___ EXCERPT
There is no shortage of audiovisual software and Braille scanners for the visually impaired. In many ways, such technology allows people to overcome their visual disabilities and consume media and books like anyone else. But many of these systems aren’t very mobile, and in the end, they require a series of multiple steps to translate text into audio.
Helping to close that gap is the FingerReader, developed by MIT Media Lab’s Fluid Interfaces Group. The prototype is a finger-mounted computer that reads text aloud as users run their finger across each word. Here’s how researchers describe it:
The FingerReader is a wearable device that assists in reading printed text. It is a tool both for visually impaired people that require help with accessing printed text, as well as an aid for language translation. Wearers scan a text line with their finger and receive an audio feedback of the words and a haptic feedback of the layout: start and end of line, new line, and other cues. The FingerReader algorithm knows to detect and give feedback when the user veers away from the baseline of the text, and helps them maintain a straight scanning motion within the line.
However, as you can see in the video, the device is a bit glitchy and sluggish, but this is a prototype after all. And if you were expecting a warm, husky voice like Scarlett Johansson’s in the operating system in the movie Her, keep dreaming. FingerReader’s voice is very robotic, but then again, that’s pretty standard for audiovisual software for the visually impaired.
______
___ GIVEN RECORDS
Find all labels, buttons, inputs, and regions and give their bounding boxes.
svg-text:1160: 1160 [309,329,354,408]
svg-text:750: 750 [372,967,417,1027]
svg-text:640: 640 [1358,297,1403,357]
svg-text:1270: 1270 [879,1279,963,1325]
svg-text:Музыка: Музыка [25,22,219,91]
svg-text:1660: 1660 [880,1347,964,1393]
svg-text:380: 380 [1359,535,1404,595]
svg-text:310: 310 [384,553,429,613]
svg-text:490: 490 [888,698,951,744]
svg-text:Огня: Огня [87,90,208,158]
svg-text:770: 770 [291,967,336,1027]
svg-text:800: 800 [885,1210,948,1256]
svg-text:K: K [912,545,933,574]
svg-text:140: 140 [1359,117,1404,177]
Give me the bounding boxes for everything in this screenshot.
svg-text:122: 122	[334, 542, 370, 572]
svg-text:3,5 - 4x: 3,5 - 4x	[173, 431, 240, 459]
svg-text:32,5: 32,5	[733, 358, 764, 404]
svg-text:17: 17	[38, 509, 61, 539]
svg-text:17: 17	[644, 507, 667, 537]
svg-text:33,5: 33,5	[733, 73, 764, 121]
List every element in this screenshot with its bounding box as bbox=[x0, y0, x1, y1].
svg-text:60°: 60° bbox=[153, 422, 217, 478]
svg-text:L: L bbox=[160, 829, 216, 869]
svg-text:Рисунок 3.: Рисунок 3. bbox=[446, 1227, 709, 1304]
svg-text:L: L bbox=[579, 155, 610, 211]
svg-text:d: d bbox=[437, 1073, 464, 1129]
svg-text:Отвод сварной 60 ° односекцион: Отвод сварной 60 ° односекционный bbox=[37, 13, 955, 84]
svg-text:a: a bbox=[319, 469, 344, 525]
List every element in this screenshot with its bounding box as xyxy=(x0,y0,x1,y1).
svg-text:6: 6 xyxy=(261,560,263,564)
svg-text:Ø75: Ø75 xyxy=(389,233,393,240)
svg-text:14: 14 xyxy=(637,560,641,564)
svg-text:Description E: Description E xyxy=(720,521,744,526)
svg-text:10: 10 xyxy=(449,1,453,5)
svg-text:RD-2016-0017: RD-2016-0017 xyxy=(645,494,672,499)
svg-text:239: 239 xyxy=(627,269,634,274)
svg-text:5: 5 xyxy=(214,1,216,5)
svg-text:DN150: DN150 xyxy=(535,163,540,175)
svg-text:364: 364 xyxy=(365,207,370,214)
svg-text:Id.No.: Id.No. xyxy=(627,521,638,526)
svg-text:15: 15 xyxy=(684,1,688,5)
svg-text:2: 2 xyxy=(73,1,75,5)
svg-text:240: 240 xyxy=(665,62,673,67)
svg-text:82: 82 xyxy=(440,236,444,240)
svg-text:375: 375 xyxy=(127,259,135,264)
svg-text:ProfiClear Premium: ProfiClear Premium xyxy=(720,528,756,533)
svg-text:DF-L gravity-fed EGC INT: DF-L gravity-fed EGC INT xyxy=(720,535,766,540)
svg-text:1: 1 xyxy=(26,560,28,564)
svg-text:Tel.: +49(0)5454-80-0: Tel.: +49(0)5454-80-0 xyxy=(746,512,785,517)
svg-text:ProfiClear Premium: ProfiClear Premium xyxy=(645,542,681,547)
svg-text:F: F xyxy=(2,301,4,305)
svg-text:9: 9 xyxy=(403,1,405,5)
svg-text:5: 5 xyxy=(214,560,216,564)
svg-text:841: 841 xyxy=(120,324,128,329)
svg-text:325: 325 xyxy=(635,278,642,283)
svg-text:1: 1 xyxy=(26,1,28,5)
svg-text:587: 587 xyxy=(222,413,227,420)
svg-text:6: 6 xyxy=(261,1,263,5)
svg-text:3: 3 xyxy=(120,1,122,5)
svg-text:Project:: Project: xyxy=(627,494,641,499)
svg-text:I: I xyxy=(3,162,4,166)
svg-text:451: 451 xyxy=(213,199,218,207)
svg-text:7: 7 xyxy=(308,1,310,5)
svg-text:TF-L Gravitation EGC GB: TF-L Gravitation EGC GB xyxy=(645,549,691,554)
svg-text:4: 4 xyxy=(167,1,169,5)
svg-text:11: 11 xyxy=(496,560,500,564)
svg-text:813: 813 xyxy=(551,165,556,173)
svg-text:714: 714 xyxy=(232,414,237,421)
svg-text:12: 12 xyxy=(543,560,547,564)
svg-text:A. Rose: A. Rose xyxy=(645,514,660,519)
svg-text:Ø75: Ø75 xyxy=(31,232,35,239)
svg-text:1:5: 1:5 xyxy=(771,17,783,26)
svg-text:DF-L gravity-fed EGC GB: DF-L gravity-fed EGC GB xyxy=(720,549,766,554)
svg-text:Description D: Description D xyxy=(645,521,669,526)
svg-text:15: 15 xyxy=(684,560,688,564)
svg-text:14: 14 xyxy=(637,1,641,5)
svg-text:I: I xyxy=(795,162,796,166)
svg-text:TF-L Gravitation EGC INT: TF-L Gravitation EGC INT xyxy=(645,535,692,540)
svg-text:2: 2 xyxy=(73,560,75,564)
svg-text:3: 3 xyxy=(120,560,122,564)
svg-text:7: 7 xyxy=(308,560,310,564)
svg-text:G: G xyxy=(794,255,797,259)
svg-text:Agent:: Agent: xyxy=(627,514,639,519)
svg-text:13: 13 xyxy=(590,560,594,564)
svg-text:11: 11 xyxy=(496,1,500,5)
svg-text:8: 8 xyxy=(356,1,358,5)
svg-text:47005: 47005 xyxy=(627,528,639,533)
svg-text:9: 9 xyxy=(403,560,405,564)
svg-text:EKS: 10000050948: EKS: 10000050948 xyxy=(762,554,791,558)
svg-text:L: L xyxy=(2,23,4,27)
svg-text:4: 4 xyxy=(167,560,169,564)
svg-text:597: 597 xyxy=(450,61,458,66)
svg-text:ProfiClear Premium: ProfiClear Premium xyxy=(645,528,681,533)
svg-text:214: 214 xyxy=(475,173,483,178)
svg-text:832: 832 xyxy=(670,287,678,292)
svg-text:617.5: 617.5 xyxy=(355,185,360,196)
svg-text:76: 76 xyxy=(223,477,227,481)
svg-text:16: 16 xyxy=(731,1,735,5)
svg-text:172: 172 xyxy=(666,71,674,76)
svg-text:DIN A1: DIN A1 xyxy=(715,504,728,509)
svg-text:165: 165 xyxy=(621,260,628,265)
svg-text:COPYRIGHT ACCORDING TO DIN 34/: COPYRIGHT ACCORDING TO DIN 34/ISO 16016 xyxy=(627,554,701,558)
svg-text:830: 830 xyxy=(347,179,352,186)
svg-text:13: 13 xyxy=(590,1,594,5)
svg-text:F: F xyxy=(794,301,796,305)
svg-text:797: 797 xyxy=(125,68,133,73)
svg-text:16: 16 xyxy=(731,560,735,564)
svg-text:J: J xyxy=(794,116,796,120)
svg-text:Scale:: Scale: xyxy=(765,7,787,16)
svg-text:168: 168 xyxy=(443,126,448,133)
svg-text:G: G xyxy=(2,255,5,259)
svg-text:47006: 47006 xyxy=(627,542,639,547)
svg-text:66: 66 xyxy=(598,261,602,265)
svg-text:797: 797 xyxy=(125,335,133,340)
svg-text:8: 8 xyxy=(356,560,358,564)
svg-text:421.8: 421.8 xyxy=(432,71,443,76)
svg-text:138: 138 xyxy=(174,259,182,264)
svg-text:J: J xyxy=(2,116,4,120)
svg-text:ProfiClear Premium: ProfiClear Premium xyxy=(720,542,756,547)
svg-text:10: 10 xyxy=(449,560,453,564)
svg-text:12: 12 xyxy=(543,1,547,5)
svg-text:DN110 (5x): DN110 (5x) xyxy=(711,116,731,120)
______
* TASK INSTRUCTIONS *
Answer these about the FingerReader article:
1. Which group developed the FingerReader?
2. What kind of feedback tells wearers about the layout of the text?
3. How does the text describe the FingerReader's voice?

* RESPONSE TO THE TASK *
1. MIT Media Lab's Fluid Interfaces Group
2. Haptic feedback
3. Very robotic